● GOAL
Copy each line of the material below that includes the string "Gradle".

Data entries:
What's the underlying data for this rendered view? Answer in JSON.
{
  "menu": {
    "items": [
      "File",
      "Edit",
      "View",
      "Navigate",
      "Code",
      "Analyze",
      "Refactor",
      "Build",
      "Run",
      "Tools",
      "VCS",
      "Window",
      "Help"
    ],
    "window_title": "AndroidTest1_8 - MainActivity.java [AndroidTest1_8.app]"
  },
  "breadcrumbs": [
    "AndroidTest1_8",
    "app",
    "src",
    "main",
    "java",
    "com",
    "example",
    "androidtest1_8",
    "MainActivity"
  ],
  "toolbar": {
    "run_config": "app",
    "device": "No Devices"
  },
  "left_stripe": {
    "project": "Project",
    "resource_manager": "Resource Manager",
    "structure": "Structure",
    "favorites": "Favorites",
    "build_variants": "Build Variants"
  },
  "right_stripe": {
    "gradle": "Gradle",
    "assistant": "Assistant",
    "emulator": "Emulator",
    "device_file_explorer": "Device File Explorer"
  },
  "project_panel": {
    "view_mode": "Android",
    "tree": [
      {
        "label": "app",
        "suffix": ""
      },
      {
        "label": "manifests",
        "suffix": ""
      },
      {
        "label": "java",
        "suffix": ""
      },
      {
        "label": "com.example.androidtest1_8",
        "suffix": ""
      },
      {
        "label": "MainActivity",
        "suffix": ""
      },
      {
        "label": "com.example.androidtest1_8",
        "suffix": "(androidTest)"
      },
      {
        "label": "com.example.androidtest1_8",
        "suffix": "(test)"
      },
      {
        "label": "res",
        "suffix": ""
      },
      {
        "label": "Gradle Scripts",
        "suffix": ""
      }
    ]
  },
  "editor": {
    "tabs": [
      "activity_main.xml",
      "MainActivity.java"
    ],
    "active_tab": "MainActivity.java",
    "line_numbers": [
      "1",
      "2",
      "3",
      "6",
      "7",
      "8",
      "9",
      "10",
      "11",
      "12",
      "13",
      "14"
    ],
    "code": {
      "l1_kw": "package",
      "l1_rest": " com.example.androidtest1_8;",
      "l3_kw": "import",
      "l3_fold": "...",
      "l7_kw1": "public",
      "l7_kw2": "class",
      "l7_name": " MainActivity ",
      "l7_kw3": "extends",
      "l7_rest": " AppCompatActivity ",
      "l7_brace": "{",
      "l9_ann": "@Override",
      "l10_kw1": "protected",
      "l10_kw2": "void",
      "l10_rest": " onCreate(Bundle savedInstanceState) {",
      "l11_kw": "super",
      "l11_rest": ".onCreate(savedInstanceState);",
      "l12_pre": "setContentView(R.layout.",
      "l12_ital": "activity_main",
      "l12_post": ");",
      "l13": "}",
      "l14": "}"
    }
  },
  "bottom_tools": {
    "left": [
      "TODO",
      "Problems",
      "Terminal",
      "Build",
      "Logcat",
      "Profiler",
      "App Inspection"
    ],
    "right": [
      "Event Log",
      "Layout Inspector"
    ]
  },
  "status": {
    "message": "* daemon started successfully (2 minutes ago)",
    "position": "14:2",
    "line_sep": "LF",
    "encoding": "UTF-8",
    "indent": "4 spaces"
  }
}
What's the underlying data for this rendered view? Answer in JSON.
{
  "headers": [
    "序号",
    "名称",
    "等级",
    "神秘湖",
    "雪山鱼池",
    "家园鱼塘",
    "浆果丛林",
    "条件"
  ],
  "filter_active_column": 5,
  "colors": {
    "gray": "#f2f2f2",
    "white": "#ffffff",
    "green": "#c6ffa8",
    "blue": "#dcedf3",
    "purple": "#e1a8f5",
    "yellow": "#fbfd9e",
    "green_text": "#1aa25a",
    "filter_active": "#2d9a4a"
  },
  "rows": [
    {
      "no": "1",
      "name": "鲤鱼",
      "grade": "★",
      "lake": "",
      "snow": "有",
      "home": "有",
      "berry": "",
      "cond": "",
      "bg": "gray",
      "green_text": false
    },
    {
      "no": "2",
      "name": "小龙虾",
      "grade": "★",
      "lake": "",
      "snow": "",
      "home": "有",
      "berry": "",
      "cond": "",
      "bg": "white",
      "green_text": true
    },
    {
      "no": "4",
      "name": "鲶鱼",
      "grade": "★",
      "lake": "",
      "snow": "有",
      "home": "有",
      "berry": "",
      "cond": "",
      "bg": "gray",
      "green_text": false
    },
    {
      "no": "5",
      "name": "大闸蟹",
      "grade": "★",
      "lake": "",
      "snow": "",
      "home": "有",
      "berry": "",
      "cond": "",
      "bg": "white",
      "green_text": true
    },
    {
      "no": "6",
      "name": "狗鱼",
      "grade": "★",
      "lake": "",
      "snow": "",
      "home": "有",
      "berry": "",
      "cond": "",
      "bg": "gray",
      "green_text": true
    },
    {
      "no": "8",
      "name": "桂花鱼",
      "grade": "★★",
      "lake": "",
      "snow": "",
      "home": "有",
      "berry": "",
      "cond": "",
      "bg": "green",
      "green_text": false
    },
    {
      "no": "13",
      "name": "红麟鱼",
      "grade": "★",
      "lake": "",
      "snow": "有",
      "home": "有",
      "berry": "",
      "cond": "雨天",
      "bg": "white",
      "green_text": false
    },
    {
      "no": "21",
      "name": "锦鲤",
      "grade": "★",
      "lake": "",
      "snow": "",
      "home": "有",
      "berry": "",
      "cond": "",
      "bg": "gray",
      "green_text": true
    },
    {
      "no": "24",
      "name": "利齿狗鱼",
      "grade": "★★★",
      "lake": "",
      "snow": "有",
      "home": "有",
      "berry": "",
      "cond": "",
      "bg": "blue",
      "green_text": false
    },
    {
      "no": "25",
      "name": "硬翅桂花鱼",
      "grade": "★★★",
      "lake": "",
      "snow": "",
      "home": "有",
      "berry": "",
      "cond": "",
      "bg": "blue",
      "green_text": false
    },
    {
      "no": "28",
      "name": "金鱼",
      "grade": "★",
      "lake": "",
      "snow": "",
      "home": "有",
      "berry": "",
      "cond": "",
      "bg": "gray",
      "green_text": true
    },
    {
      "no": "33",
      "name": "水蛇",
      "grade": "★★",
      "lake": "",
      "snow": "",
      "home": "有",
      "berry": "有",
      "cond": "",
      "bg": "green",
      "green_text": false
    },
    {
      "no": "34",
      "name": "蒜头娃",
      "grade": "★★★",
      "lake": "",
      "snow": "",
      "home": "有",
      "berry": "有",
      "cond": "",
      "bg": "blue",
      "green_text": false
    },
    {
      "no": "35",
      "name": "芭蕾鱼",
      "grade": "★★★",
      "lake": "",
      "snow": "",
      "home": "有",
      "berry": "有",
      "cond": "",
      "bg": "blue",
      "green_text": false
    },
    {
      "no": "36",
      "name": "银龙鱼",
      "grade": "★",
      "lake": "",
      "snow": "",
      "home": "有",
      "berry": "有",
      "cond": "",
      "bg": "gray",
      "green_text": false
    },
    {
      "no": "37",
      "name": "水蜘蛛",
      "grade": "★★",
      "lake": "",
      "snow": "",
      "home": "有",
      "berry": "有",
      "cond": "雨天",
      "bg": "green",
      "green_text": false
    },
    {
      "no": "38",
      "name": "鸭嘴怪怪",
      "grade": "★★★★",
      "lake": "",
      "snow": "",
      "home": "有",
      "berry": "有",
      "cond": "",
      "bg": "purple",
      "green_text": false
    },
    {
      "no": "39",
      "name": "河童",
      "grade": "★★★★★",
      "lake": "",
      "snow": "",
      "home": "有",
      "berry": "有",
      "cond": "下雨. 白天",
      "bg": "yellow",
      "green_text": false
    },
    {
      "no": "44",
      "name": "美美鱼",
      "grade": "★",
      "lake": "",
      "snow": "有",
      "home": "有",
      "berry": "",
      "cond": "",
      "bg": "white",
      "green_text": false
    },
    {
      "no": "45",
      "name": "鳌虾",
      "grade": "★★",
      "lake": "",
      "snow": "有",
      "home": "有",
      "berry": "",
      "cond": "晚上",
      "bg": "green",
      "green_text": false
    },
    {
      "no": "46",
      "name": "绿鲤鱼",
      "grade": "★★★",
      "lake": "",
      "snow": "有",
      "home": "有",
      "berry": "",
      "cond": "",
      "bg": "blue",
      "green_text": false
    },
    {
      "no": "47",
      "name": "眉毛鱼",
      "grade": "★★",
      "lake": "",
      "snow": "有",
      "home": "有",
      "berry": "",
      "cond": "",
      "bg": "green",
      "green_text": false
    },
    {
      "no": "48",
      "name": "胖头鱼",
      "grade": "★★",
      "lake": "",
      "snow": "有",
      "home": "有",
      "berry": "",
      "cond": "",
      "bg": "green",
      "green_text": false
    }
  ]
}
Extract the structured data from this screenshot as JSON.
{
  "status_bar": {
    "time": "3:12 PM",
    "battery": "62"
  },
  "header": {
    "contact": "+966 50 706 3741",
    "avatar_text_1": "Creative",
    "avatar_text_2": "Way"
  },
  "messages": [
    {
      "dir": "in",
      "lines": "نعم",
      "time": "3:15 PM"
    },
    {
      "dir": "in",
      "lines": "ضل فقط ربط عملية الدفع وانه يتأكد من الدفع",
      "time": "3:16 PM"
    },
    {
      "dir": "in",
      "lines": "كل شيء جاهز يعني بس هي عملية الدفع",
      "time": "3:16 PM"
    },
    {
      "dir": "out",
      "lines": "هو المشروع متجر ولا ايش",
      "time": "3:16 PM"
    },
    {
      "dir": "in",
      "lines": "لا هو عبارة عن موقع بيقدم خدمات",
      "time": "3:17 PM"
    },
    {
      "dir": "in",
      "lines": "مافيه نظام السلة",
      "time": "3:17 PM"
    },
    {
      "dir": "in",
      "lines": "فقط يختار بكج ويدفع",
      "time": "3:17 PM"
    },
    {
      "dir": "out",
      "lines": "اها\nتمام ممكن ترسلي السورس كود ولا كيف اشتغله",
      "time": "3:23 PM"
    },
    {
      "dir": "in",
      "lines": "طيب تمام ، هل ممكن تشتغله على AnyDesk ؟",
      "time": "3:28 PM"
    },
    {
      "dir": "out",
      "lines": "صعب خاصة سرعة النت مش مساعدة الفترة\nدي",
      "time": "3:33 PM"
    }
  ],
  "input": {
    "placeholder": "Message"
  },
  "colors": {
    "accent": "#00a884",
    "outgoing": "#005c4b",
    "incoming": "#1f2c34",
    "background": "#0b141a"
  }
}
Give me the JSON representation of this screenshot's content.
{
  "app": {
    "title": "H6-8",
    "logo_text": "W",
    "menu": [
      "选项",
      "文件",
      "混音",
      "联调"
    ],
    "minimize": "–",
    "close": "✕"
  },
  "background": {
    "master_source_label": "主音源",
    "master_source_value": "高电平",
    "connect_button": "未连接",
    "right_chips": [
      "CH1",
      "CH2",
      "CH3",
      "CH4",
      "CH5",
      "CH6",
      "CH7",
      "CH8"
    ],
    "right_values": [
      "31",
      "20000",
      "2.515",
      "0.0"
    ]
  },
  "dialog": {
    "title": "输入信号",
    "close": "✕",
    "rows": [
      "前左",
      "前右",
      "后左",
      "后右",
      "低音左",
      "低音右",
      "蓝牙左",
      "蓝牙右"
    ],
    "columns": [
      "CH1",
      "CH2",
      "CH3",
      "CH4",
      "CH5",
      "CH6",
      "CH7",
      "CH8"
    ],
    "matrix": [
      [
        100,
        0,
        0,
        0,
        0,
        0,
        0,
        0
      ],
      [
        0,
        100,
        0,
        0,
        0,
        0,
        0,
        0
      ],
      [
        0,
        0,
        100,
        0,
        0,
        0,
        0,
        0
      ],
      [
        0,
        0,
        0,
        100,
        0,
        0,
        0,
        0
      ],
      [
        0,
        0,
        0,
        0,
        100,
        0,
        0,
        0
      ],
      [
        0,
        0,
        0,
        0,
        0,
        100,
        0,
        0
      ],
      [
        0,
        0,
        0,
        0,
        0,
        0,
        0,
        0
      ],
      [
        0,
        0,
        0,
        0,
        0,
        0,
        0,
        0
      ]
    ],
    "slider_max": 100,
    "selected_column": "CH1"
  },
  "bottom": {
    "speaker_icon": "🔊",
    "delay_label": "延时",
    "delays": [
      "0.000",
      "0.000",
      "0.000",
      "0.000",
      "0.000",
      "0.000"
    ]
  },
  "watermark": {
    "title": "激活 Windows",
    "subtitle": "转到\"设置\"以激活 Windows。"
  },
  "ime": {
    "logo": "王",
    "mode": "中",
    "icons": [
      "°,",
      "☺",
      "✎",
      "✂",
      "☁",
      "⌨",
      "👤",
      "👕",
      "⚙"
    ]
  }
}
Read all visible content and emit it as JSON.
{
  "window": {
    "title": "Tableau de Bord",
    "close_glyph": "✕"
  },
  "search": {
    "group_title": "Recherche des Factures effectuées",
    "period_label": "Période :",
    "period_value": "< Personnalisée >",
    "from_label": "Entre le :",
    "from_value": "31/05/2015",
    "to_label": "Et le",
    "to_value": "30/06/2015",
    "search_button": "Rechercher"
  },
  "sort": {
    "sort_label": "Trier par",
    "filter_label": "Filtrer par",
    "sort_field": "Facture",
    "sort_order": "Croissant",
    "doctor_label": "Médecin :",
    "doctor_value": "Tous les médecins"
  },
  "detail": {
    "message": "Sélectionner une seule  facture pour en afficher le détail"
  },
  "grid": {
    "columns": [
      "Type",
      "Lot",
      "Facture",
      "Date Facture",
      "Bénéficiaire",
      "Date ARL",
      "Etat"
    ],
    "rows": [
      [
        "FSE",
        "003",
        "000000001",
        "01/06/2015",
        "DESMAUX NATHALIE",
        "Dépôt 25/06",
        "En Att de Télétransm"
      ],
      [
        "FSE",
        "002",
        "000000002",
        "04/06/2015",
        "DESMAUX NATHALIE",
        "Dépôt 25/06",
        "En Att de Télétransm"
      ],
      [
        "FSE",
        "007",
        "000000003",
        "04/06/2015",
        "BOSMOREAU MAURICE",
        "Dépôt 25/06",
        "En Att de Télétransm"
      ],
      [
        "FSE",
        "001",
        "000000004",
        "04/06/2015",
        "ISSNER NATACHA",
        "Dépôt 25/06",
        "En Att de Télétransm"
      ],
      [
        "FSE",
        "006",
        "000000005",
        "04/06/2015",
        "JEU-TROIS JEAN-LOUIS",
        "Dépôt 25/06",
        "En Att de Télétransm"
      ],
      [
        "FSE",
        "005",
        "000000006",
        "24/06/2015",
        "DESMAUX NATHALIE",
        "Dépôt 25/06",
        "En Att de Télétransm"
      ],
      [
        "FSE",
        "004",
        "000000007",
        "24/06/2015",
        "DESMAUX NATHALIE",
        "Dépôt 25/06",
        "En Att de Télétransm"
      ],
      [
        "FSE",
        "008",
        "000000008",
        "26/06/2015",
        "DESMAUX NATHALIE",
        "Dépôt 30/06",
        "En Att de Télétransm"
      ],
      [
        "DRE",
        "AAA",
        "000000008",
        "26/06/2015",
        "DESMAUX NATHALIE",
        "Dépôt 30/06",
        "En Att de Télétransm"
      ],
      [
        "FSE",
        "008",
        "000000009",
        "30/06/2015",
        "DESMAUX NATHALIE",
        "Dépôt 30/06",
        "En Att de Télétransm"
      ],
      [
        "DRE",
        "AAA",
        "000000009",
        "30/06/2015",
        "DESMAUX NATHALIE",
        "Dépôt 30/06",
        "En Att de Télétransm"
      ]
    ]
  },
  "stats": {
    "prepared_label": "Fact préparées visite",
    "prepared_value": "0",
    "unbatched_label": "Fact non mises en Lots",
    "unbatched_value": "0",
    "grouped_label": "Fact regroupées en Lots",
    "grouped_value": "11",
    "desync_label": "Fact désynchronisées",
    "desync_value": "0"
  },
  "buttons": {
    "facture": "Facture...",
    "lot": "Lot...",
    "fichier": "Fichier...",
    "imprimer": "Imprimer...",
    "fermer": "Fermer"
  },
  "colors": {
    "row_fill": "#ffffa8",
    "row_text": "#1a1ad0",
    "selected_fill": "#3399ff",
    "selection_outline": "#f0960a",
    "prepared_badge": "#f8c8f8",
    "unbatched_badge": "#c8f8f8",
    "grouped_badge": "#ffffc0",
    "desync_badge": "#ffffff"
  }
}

● THE ANSWER
    "gradle": "Gradle",
        "label": "Gradle Scripts",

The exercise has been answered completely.